- [Task directions]: Take every line from the listing below that contains "sudo".

───── Materials provided ─────

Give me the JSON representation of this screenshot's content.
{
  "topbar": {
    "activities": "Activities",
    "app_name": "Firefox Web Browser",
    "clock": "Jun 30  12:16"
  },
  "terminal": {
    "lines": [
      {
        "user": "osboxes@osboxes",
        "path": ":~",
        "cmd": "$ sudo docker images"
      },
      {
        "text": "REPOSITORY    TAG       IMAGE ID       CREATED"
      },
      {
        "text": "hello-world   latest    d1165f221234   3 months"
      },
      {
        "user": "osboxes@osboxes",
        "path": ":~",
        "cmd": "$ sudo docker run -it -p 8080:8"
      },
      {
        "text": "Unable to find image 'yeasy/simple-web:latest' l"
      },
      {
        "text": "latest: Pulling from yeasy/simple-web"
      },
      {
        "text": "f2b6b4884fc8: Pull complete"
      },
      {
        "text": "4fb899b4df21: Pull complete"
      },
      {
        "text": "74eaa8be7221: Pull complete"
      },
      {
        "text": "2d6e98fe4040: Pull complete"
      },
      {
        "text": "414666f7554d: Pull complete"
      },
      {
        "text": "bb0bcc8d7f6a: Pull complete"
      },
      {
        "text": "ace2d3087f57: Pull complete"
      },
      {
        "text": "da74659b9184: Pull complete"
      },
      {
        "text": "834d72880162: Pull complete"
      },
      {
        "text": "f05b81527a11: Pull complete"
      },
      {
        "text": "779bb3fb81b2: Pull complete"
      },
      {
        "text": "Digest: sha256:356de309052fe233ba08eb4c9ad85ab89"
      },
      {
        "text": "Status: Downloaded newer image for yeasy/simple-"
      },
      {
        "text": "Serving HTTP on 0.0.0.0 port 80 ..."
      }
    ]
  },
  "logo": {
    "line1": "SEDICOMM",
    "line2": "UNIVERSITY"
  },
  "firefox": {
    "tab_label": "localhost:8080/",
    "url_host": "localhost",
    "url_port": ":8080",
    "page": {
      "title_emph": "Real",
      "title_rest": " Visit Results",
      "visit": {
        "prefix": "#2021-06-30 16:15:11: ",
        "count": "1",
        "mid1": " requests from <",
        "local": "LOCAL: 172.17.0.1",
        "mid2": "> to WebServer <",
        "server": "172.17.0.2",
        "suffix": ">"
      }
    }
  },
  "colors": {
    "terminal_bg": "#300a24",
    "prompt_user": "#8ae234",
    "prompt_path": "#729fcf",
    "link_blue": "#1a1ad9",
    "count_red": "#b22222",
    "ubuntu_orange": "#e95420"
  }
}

─────

- [Problem solution]:
        "cmd": "$ sudo docker images"
        "cmd": "$ sudo docker run -it -p 8080:8"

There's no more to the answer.